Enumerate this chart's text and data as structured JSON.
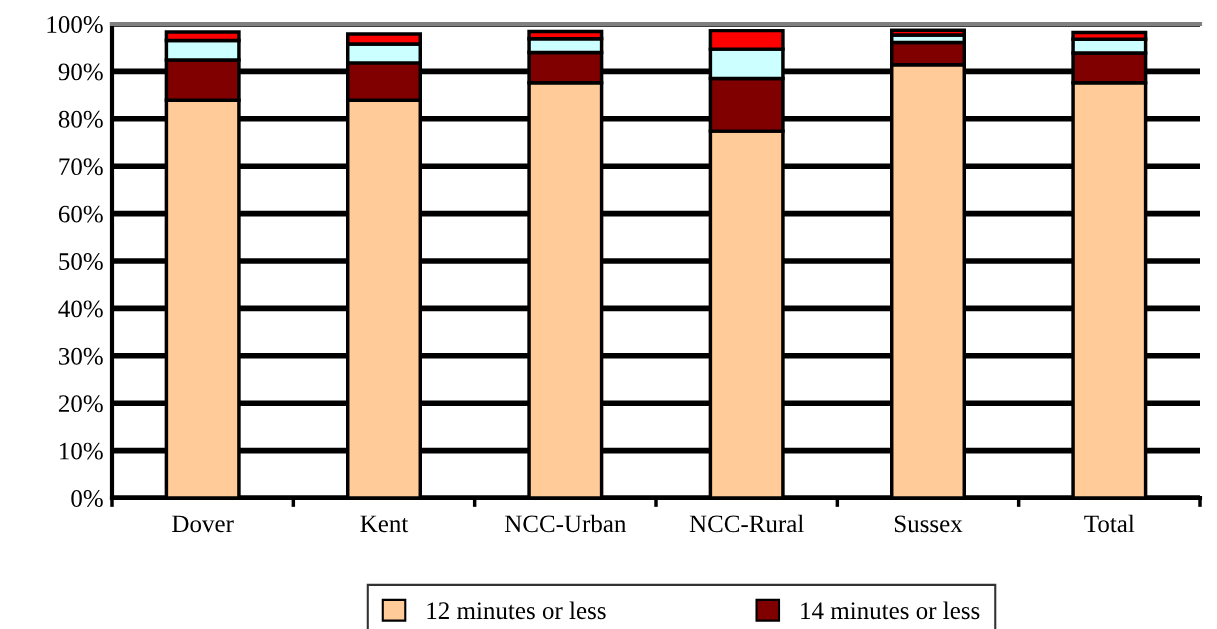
{
  "chart_data": {
    "type": "bar",
    "stacked": true,
    "categories": [
      "Dover",
      "Kent",
      "NCC-Urban",
      "NCC-Rural",
      "Sussex",
      "Total"
    ],
    "series": [
      {
        "name": "12 minutes or less",
        "color": "#ffcc99",
        "values": [
          83.9,
          83.9,
          87.6,
          77.4,
          91.4,
          87.6
        ]
      },
      {
        "name": "14 minutes or less",
        "color": "#800000",
        "values": [
          8.5,
          7.9,
          6.4,
          11.1,
          4.7,
          6.3
        ]
      },
      {
        "color": "#ccffff",
        "values": [
          4.1,
          4.0,
          2.9,
          6.2,
          1.6,
          2.9
        ]
      },
      {
        "color": "#ff0000",
        "values": [
          1.8,
          2.1,
          1.5,
          3.9,
          1.0,
          1.4
        ]
      }
    ],
    "ylim": [
      0,
      100
    ],
    "yticks": [
      {
        "value": 0,
        "label": "0%"
      },
      {
        "value": 10,
        "label": "10%"
      },
      {
        "value": 20,
        "label": "20%"
      },
      {
        "value": 30,
        "label": "30%"
      },
      {
        "value": 40,
        "label": "40%"
      },
      {
        "value": 50,
        "label": "50%"
      },
      {
        "value": 60,
        "label": "60%"
      },
      {
        "value": 70,
        "label": "70%"
      },
      {
        "value": 80,
        "label": "80%"
      },
      {
        "value": 90,
        "label": "90%"
      },
      {
        "value": 100,
        "label": "100%"
      }
    ],
    "grid": "y",
    "legend": "bottom"
  }
}
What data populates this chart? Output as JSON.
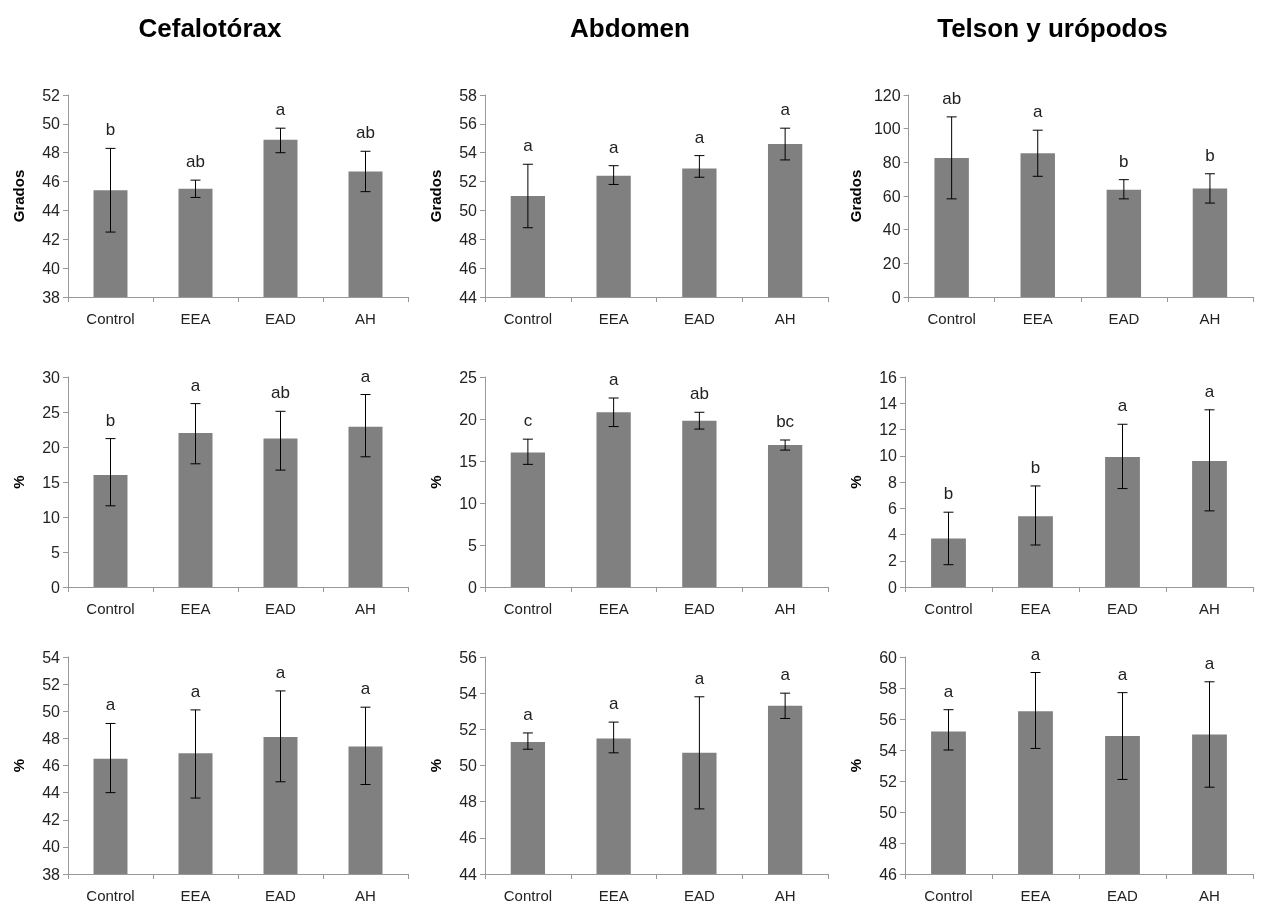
{
  "chart_data": [
    {
      "type": "bar",
      "title": "Cefalotórax",
      "ylabel": "Grados",
      "categories": [
        "Control",
        "EEA",
        "EAD",
        "AH"
      ],
      "values": [
        45.4,
        45.5,
        48.9,
        46.7
      ],
      "color": "#808080",
      "errors": [
        [
          42.5,
          48.3
        ],
        [
          44.9,
          46.1
        ],
        [
          48.0,
          49.7
        ],
        [
          45.3,
          48.1
        ]
      ],
      "ylim": [
        38,
        52
      ],
      "yticks": [
        38,
        40,
        42,
        44,
        46,
        48,
        50,
        52
      ],
      "annotations": [
        {
          "text": "b",
          "x": "Control",
          "y": 48.3
        },
        {
          "text": "ab",
          "x": "EEA",
          "y": 46.1
        },
        {
          "text": "a",
          "x": "EAD",
          "y": 49.7
        },
        {
          "text": "ab",
          "x": "AH",
          "y": 48.1
        }
      ]
    },
    {
      "type": "bar",
      "title": "Abdomen",
      "ylabel": "Grados",
      "categories": [
        "Control",
        "EEA",
        "EAD",
        "AH"
      ],
      "values": [
        51.0,
        52.4,
        52.9,
        54.6
      ],
      "color": "#808080",
      "errors": [
        [
          48.8,
          53.2
        ],
        [
          51.8,
          53.1
        ],
        [
          52.3,
          53.8
        ],
        [
          53.5,
          55.7
        ]
      ],
      "ylim": [
        44,
        58
      ],
      "yticks": [
        44,
        46,
        48,
        50,
        52,
        54,
        56,
        58
      ],
      "annotations": [
        {
          "text": "a",
          "x": "Control",
          "y": 53.2
        },
        {
          "text": "a",
          "x": "EEA",
          "y": 53.1
        },
        {
          "text": "a",
          "x": "EAD",
          "y": 53.8
        },
        {
          "text": "a",
          "x": "AH",
          "y": 55.7
        }
      ]
    },
    {
      "type": "bar",
      "title": "Telson y urópodos",
      "ylabel": "Grados",
      "categories": [
        "Control",
        "EEA",
        "EAD",
        "AH"
      ],
      "values": [
        82.6,
        85.4,
        63.7,
        64.5
      ],
      "color": "#808080",
      "errors": [
        [
          58.3,
          107
        ],
        [
          71.7,
          99.1
        ],
        [
          58.3,
          69.7
        ],
        [
          55.8,
          73.2
        ]
      ],
      "ylim": [
        0,
        120
      ],
      "yticks": [
        0,
        20,
        40,
        60,
        80,
        100,
        120
      ],
      "annotations": [
        {
          "text": "ab",
          "x": "Control",
          "y": 107
        },
        {
          "text": "a",
          "x": "EEA",
          "y": 99.1
        },
        {
          "text": "b",
          "x": "EAD",
          "y": 69.7
        },
        {
          "text": "b",
          "x": "AH",
          "y": 73.2
        }
      ]
    },
    {
      "type": "bar",
      "ylabel": "%",
      "categories": [
        "Control",
        "EEA",
        "EAD",
        "AH"
      ],
      "values": [
        16.0,
        22.0,
        21.2,
        22.9
      ],
      "color": "#808080",
      "errors": [
        [
          11.6,
          21.2
        ],
        [
          17.6,
          26.2
        ],
        [
          16.7,
          25.1
        ],
        [
          18.6,
          27.5
        ]
      ],
      "ylim": [
        0,
        30
      ],
      "yticks": [
        0,
        5,
        10,
        15,
        20,
        25,
        30
      ],
      "annotations": [
        {
          "text": "b",
          "x": "Control",
          "y": 21.2
        },
        {
          "text": "a",
          "x": "EEA",
          "y": 26.2
        },
        {
          "text": "ab",
          "x": "EAD",
          "y": 25.1
        },
        {
          "text": "a",
          "x": "AH",
          "y": 27.5
        }
      ]
    },
    {
      "type": "bar",
      "ylabel": "%",
      "categories": [
        "Control",
        "EEA",
        "EAD",
        "AH"
      ],
      "values": [
        16.0,
        20.8,
        19.8,
        16.9
      ],
      "color": "#808080",
      "errors": [
        [
          14.6,
          17.6
        ],
        [
          19.1,
          22.5
        ],
        [
          18.8,
          20.8
        ],
        [
          16.3,
          17.5
        ]
      ],
      "ylim": [
        0,
        25
      ],
      "yticks": [
        0,
        5,
        10,
        15,
        20,
        25
      ],
      "annotations": [
        {
          "text": "c",
          "x": "Control",
          "y": 17.6
        },
        {
          "text": "a",
          "x": "EEA",
          "y": 22.5
        },
        {
          "text": "ab",
          "x": "EAD",
          "y": 20.8
        },
        {
          "text": "bc",
          "x": "AH",
          "y": 17.5
        }
      ]
    },
    {
      "type": "bar",
      "ylabel": "%",
      "categories": [
        "Control",
        "EEA",
        "EAD",
        "AH"
      ],
      "values": [
        3.7,
        5.4,
        9.9,
        9.6
      ],
      "color": "#808080",
      "errors": [
        [
          1.7,
          5.7
        ],
        [
          3.2,
          7.7
        ],
        [
          7.5,
          12.4
        ],
        [
          5.8,
          13.5
        ]
      ],
      "ylim": [
        0,
        16
      ],
      "yticks": [
        0,
        2,
        4,
        6,
        8,
        10,
        12,
        14,
        16
      ],
      "annotations": [
        {
          "text": "b",
          "x": "Control",
          "y": 5.7
        },
        {
          "text": "b",
          "x": "EEA",
          "y": 7.7
        },
        {
          "text": "a",
          "x": "EAD",
          "y": 12.4
        },
        {
          "text": "a",
          "x": "AH",
          "y": 13.5
        }
      ]
    },
    {
      "type": "bar",
      "ylabel": "%",
      "categories": [
        "Control",
        "EEA",
        "EAD",
        "AH"
      ],
      "values": [
        46.5,
        46.9,
        48.1,
        47.4
      ],
      "color": "#808080",
      "errors": [
        [
          44.0,
          49.1
        ],
        [
          43.6,
          50.1
        ],
        [
          44.8,
          51.5
        ],
        [
          44.6,
          50.3
        ]
      ],
      "ylim": [
        38,
        54
      ],
      "yticks": [
        38,
        40,
        42,
        44,
        46,
        48,
        50,
        52,
        54
      ],
      "annotations": [
        {
          "text": "a",
          "x": "Control",
          "y": 49.1
        },
        {
          "text": "a",
          "x": "EEA",
          "y": 50.1
        },
        {
          "text": "a",
          "x": "EAD",
          "y": 51.5
        },
        {
          "text": "a",
          "x": "AH",
          "y": 50.3
        }
      ]
    },
    {
      "type": "bar",
      "ylabel": "%",
      "categories": [
        "Control",
        "EEA",
        "EAD",
        "AH"
      ],
      "values": [
        51.3,
        51.5,
        50.7,
        53.3
      ],
      "color": "#808080",
      "errors": [
        [
          50.9,
          51.8
        ],
        [
          50.7,
          52.4
        ],
        [
          47.6,
          53.8
        ],
        [
          52.6,
          54.0
        ]
      ],
      "ylim": [
        44,
        56
      ],
      "yticks": [
        44,
        46,
        48,
        50,
        52,
        54,
        56
      ],
      "annotations": [
        {
          "text": "a",
          "x": "Control",
          "y": 51.8
        },
        {
          "text": "a",
          "x": "EEA",
          "y": 52.4
        },
        {
          "text": "a",
          "x": "EAD",
          "y": 53.8
        },
        {
          "text": "a",
          "x": "AH",
          "y": 54.0
        }
      ]
    },
    {
      "type": "bar",
      "ylabel": "%",
      "categories": [
        "Control",
        "EEA",
        "EAD",
        "AH"
      ],
      "values": [
        55.2,
        56.5,
        54.9,
        55.0
      ],
      "color": "#808080",
      "errors": [
        [
          54.0,
          56.6
        ],
        [
          54.1,
          59.0
        ],
        [
          52.1,
          57.7
        ],
        [
          51.6,
          58.4
        ]
      ],
      "ylim": [
        46,
        60
      ],
      "yticks": [
        46,
        48,
        50,
        52,
        54,
        56,
        58,
        60
      ],
      "annotations": [
        {
          "text": "a",
          "x": "Control",
          "y": 56.6
        },
        {
          "text": "a",
          "x": "EEA",
          "y": 59.0
        },
        {
          "text": "a",
          "x": "EAD",
          "y": 57.7
        },
        {
          "text": "a",
          "x": "AH",
          "y": 58.4
        }
      ]
    }
  ]
}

┄┄┄┄┄┄┄┄┄┄

● **WHAT IS BEING ASKED**:
Find every line that holds "title" and copy it.

● **REPLY TO THE EXERCISE**:
      "title": "Cefalotórax",
      "title": "Abdomen",
      "title": "Telson y urópodos",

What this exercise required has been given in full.